In the entries below, count every line containing "φύση". Reply with the number alone.

-- Begin --

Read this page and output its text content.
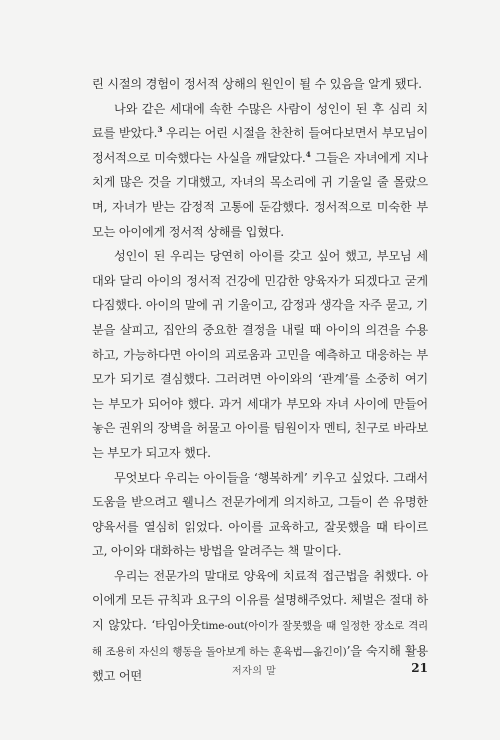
린 시절의 경험이 정서적 상해의 원인이 될 수 있음을 알게 됐다.

나와 같은 세대에 속한 수많은 사람이 성인이 된 후 심리 치료를 받았다.$^3$ 우리는 어린 시절을 찬찬히 들여다보면서 부모님이 정서적으로 미숙했다는 사실을 깨달았다.$^4$ 그들은 자녀에게 지나치게 많은 것을 기대했고, 자녀의 목소리에 귀 기울일 줄 몰랐으며, 자녀가 받는 감정적 고통에 둔감했다. 정서적으로 미숙한 부모는 아이에게 정서적 상해를 입혔다.

성인이 된 우리는 당연히 아이를 갖고 싶어 했고, 부모님 세대와 달리 아이의 정서적 건강에 민감한 양육자가 되겠다고 굳게 다짐했다. 아이의 말에 귀 기울이고, 감정과 생각을 자주 묻고, 기분을 살피고, 집안의 중요한 결정을 내릴 때 아이의 의견을 수용하고, 가능하다면 아이의 괴로움과 고민을 예측하고 대응하는 부모가 되기로 결심했다. 그러려면 아이와의 ‘관계’를 소중히 여기는 부모가 되어야 했다. 과거 세대가 부모와 자녀 사이에 만들어놓은 권위의 장벽을 허물고 아이를 팀원이자 멘티, 친구로 바라보는 부모가 되고자 했다.

무엇보다 우리는 아이들을 ‘행복하게’ 키우고 싶었다. 그래서 도움을 받으려고 웰니스 전문가에게 의지하고, 그들이 쓴 유명한 양육서를 열심히 읽었다. 아이를 교육하고, 잘못했을 때 타이르고, 아이와 대화하는 방법을 알려주는 책 말이다.

우리는 전문가의 말대로 양육에 치료적 접근법을 취했다. 아이에게 모든 규칙과 요구의 이유를 설명해주었다. 체벌은 절대 하지 않았다. ‘타임아웃time-out(아이가 잘못했을 때 일정한 장소로 격리해 조용히 자신의 행동을 돌아보게 하는 훈육법—옮긴이)’을 숙지해 활용했고 어떤	저자의 말	21
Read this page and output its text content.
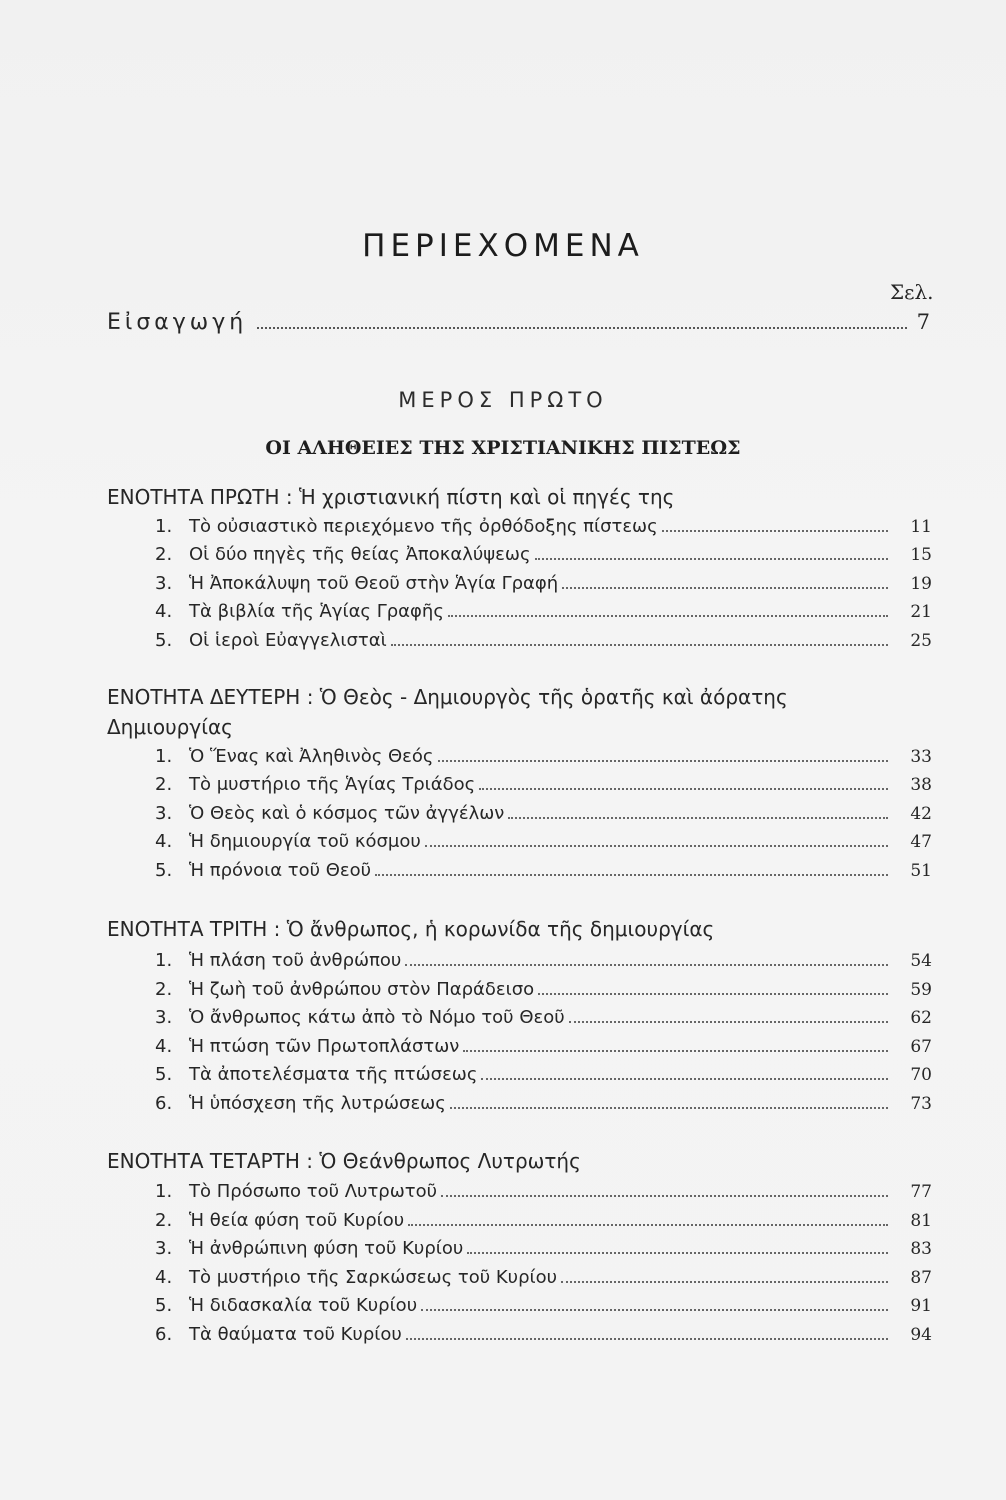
ΠΕΡΙΕΧΟΜΕΝΑ
Σελ.
Εἰσαγωγή	7
ΜΕΡΟΣ ΠΡΩΤΟ
ΟΙ ΑΛΗΘΕΙΕΣ ΤΗΣ ΧΡΙΣΤΙΑΝΙΚΗΣ ΠΙΣΤΕΩΣ
ΕΝΟΤΗΤΑ ΠΡΩΤΗ : Ἡ χριστιανική πίστη καὶ οἱ πηγές της
1. Τὸ οὐσιαστικὸ περιεχόμενο τῆς ὀρθόδοξης πίστεως	11
2. Οἱ δύο πηγὲς τῆς θείας Ἀποκαλύψεως	15
3. Ἡ Ἀποκάλυψη τοῦ Θεοῦ στὴν Ἁγία Γραφή	19
4. Τὰ βιβλία τῆς Ἁγίας Γραφῆς	21
5. Οἱ ἱεροὶ Εὐαγγελισταὶ	25
ΕΝΟΤΗΤΑ ΔΕΥΤΕΡΗ : Ὁ Θεὸς - Δημιουργὸς τῆς ὁρατῆς καὶ ἀόρατης Δημιουργίας
1. Ὁ Ἕνας καὶ Ἀληθινὸς Θεός	33
2. Τὸ μυστήριο τῆς Ἁγίας Τριάδος	38
3. Ὁ Θεὸς καὶ ὁ κόσμος τῶν ἀγγέλων	42
4. Ἡ δημιουργία τοῦ κόσμου	47
5. Ἡ πρόνοια τοῦ Θεοῦ	51
ΕΝΟΤΗΤΑ ΤΡΙΤΗ : Ὁ ἄνθρωπος, ἡ κορωνίδα τῆς δημιουργίας
1. Ἡ πλάση τοῦ ἀνθρώπου	54
2. Ἡ ζωὴ τοῦ ἀνθρώπου στὸν Παράδεισο	59
3. Ὁ ἄνθρωπος κάτω ἀπὸ τὸ Νόμο τοῦ Θεοῦ	62
4. Ἡ πτώση τῶν Πρωτοπλάστων	67
5. Τὰ ἀποτελέσματα τῆς πτώσεως	70
6. Ἡ ὑπόσχεση τῆς λυτρώσεως	73
ΕΝΟΤΗΤΑ ΤΕΤΑΡΤΗ : Ὁ Θεάνθρωπος Λυτρωτής
1. Τὸ Πρόσωπο τοῦ Λυτρωτοῦ	77
2. Ἡ θεία φύση τοῦ Κυρίου	81
3. Ἡ ἀνθρώπινη φύση τοῦ Κυρίου	83
4. Τὸ μυστήριο τῆς Σαρκώσεως τοῦ Κυρίου	87
5. Ἡ διδασκαλία τοῦ Κυρίου	91
6. Τὰ θαύματα τοῦ Κυρίου	94
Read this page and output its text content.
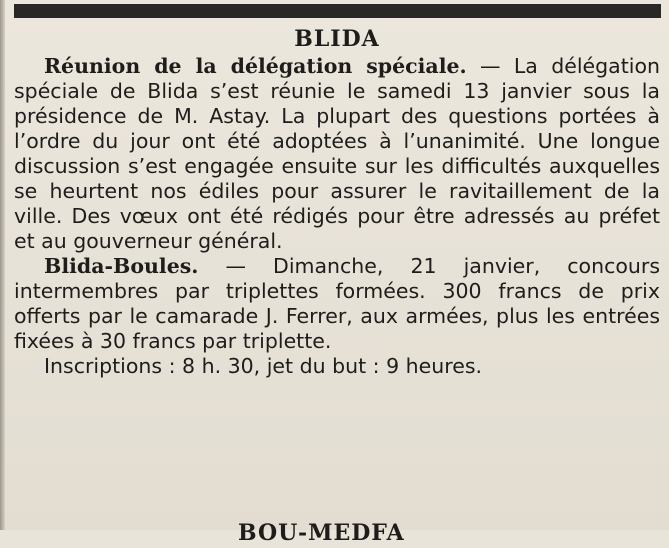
BLIDA

Réunion de la délégation spéciale. — La délégation spéciale de Blida s’est réunie le samedi 13 janvier sous la présidence de M. Astay. La plupart des questions portées à l’ordre du jour ont été adoptées à l’unanimité. Une longue discussion s’est engagée ensuite sur les difficultés auxquelles se heurtent nos édiles pour assurer le ravitaillement de la ville. Des vœux ont été rédigés pour être adressés au préfet et au gouverneur général.

Blida-Boules. — Dimanche, 21 janvier, concours intermembres par triplettes formées. 300 francs de prix offerts par le camarade J. Ferrer, aux armées, plus les entrées fixées à 30 francs par triplette.

Inscriptions : 8 h. 30, jet du but : 9 heures.

BOU-MEDFA
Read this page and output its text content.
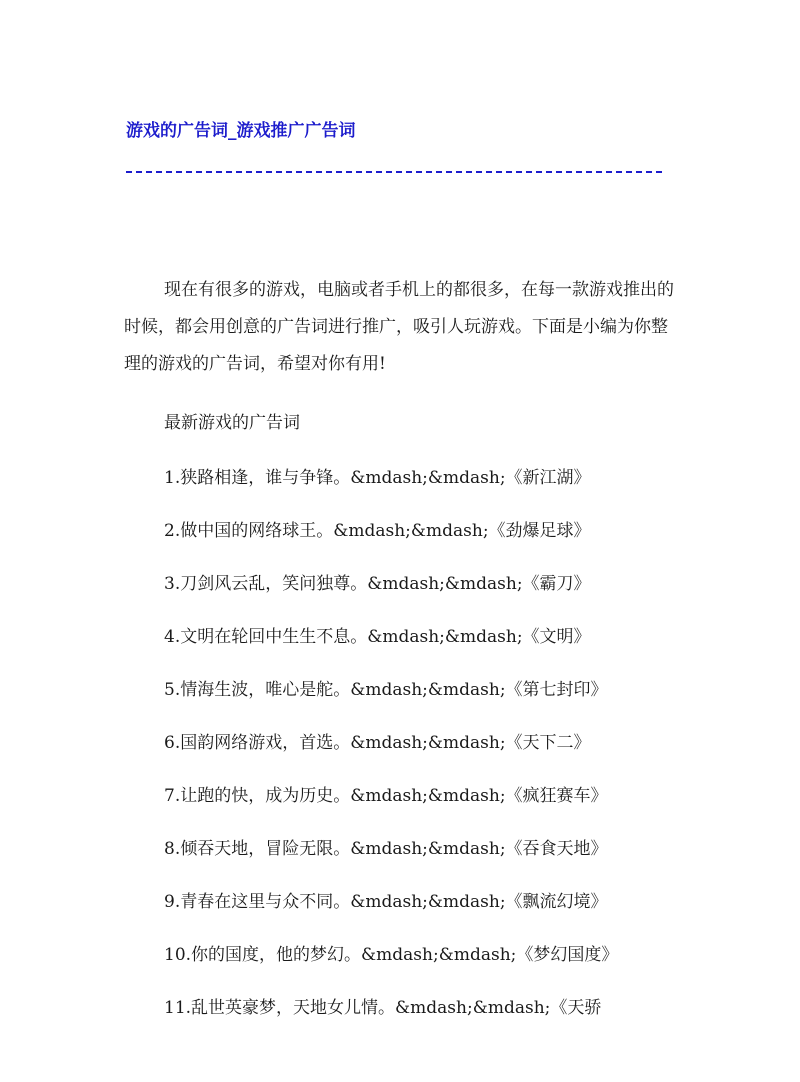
游戏的广告词_游戏推广广告词

现在有很多的游戏，电脑或者手机上的都很多，在每一款游戏推出的时候，都会用创意的广告词进行推广，吸引人玩游戏。下面是小编为你整理的游戏的广告词，希望对你有用!

最新游戏的广告词

1.狭路相逢，谁与争锋。&mdash;&mdash;《新江湖》
2.做中国的网络球王。&mdash;&mdash;《劲爆足球》
3.刀剑风云乱，笑问独尊。&mdash;&mdash;《霸刀》
4.文明在轮回中生生不息。&mdash;&mdash;《文明》
5.情海生波，唯心是舵。&mdash;&mdash;《第七封印》
6.国韵网络游戏，首选。&mdash;&mdash;《天下二》
7.让跑的快，成为历史。&mdash;&mdash;《疯狂赛车》
8.倾吞天地，冒险无限。&mdash;&mdash;《吞食天地》
9.青春在这里与众不同。&mdash;&mdash;《飘流幻境》
10.你的国度，他的梦幻。&mdash;&mdash;《梦幻国度》
11.乱世英豪梦，天地女儿情。&mdash;&mdash;《天骄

-- End --

* OUTPUT FOR THIS TASK: 2